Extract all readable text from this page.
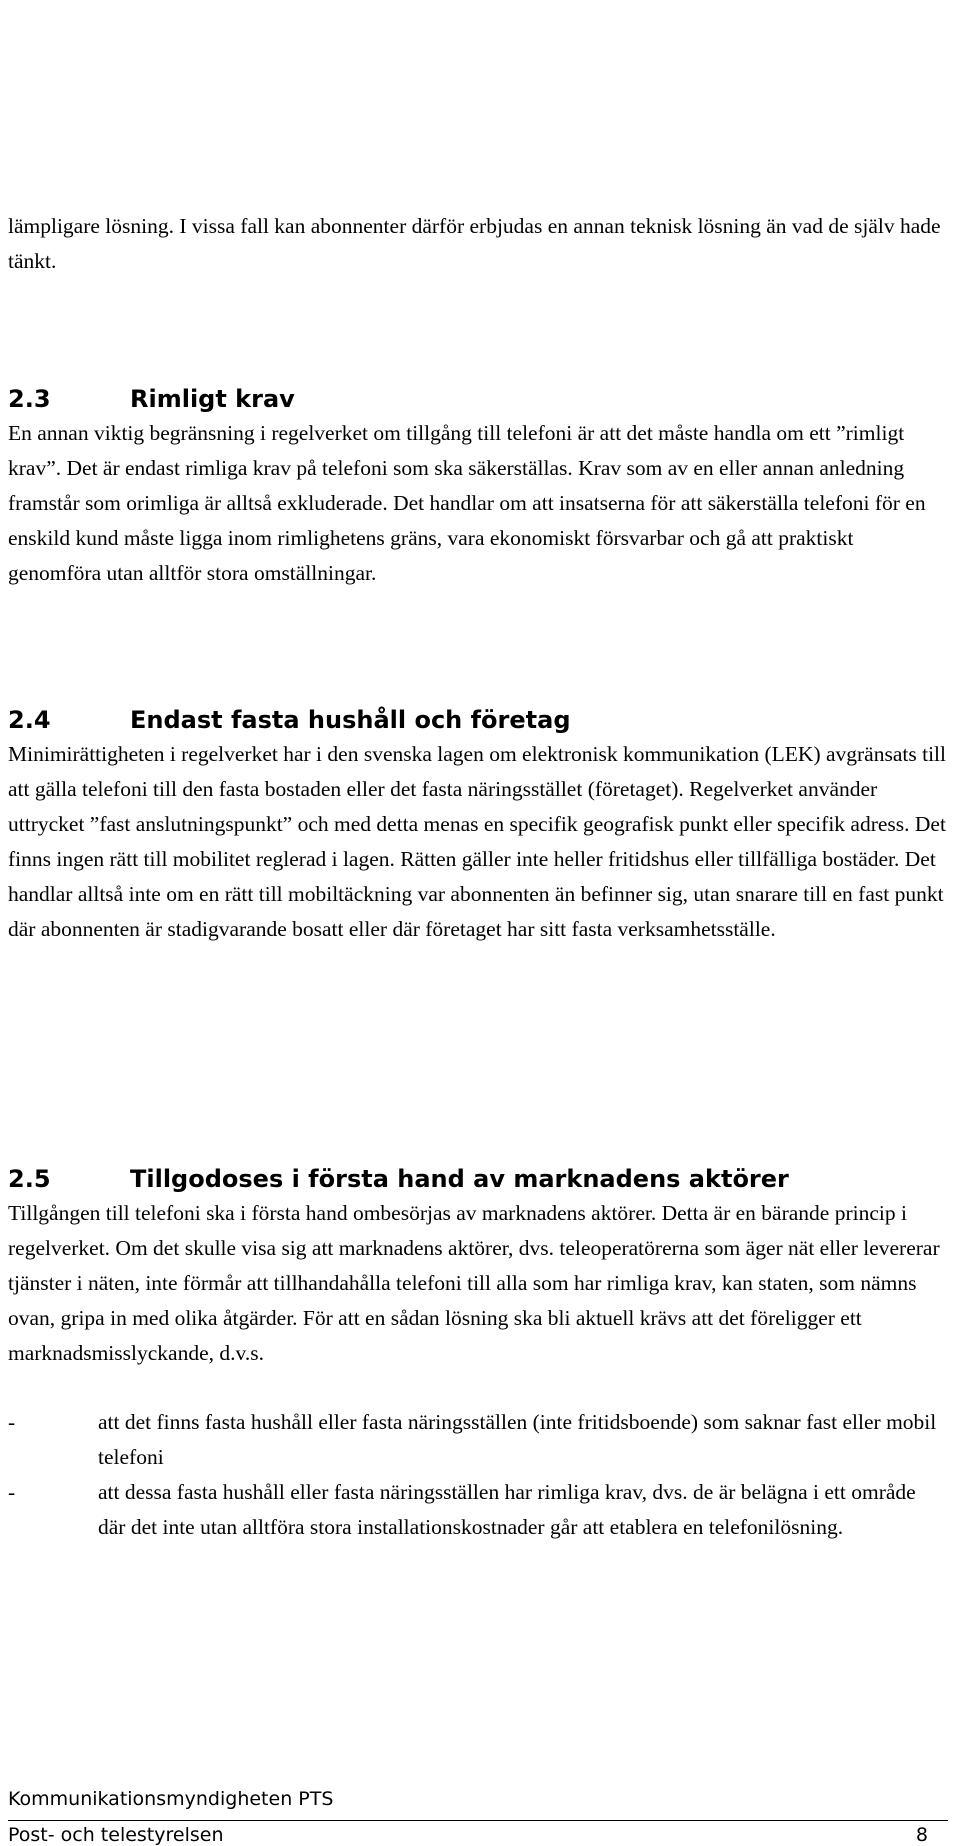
lämpligare lösning. I vissa fall kan abonnenter därför erbjudas en annan teknisk lösning än vad de själv hade tänkt.

2.3	Rimligt krav

En annan viktig begränsning i regelverket om tillgång till telefoni är att det måste handla om ett ”rimligt krav”. Det är endast rimliga krav på telefoni som ska säkerställas. Krav som av en eller annan anledning framstår som orimliga är alltså exkluderade. Det handlar om att insatserna för att säkerställa telefoni för en enskild kund måste ligga inom rimlighetens gräns, vara ekonomiskt försvarbar och gå att praktiskt genomföra utan alltför stora omställningar.

2.4	Endast fasta hushåll och företag

Minimirättigheten i regelverket har i den svenska lagen om elektronisk kommunikation (LEK) avgränsats till att gälla telefoni till den fasta bostaden eller det fasta näringsstället (företaget). Regelverket använder uttrycket ”fast anslutningspunkt” och med detta menas en specifik geografisk punkt eller specifik adress. Det finns ingen rätt till mobilitet reglerad i lagen. Rätten gäller inte heller fritidshus eller tillfälliga bostäder. Det handlar alltså inte om en rätt till mobiltäckning var abonnenten än befinner sig, utan snarare till en fast punkt där abonnenten är stadigvarande bosatt eller där företaget har sitt fasta verksamhetsställe.

2.5	Tillgodoses i första hand av marknadens aktörer

Tillgången till telefoni ska i första hand ombesörjas av marknadens aktörer. Detta är en bärande princip i regelverket. Om det skulle visa sig att marknadens aktörer, dvs. teleoperatörerna som äger nät eller levererar tjänster i näten, inte förmår att tillhandahålla telefoni till alla som har rimliga krav, kan staten, som nämns ovan, gripa in med olika åtgärder. För att en sådan lösning ska bli aktuell krävs att det föreligger ett marknadsmisslyckande, d.v.s.

-	att det finns fasta hushåll eller fasta näringsställen (inte fritidsboende) som saknar fast eller mobil telefoni
-	att dessa fasta hushåll eller fasta näringsställen har rimliga krav, dvs. de är belägna i ett område där det inte utan alltföra stora installationskostnader går att etablera en telefonilösning.
Kommunikationsmyndigheten PTS
Post- och telestyrelsen	8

WHAT THE TASK ASKS >>
Retype the lines above exactly, no pictures.

FINAL ANSWER >>
Extract all readable text from this page.
lämpligare lösning. I vissa fall kan abonnenter därför erbjudas en annan teknisk lösning än vad de själv hade tänkt.

2.3	Rimligt krav

En annan viktig begränsning i regelverket om tillgång till telefoni är att det måste handla om ett ”rimligt krav”. Det är endast rimliga krav på telefoni som ska säkerställas. Krav som av en eller annan anledning framstår som orimliga är alltså exkluderade. Det handlar om att insatserna för att säkerställa telefoni för en enskild kund måste ligga inom rimlighetens gräns, vara ekonomiskt försvarbar och gå att praktiskt genomföra utan alltför stora omställningar.

2.4	Endast fasta hushåll och företag

Minimirättigheten i regelverket har i den svenska lagen om elektronisk kommunikation (LEK) avgränsats till att gälla telefoni till den fasta bostaden eller det fasta näringsstället (företaget). Regelverket använder uttrycket ”fast anslutningspunkt” och med detta menas en specifik geografisk punkt eller specifik adress. Det finns ingen rätt till mobilitet reglerad i lagen. Rätten gäller inte heller fritidshus eller tillfälliga bostäder. Det handlar alltså inte om en rätt till mobiltäckning var abonnenten än befinner sig, utan snarare till en fast punkt där abonnenten är stadigvarande bosatt eller där företaget har sitt fasta verksamhetsställe.

2.5	Tillgodoses i första hand av marknadens aktörer

Tillgången till telefoni ska i första hand ombesörjas av marknadens aktörer. Detta är en bärande princip i regelverket. Om det skulle visa sig att marknadens aktörer, dvs. teleoperatörerna som äger nät eller levererar tjänster i näten, inte förmår att tillhandahålla telefoni till alla som har rimliga krav, kan staten, som nämns ovan, gripa in med olika åtgärder. För att en sådan lösning ska bli aktuell krävs att det föreligger ett marknadsmisslyckande, d.v.s.

-	att det finns fasta hushåll eller fasta näringsställen (inte fritidsboende) som saknar fast eller mobil telefoni
-	att dessa fasta hushåll eller fasta näringsställen har rimliga krav, dvs. de är belägna i ett område där det inte utan alltföra stora installationskostnader går att etablera en telefonilösning.
Kommunikationsmyndigheten PTS
Post- och telestyrelsen	8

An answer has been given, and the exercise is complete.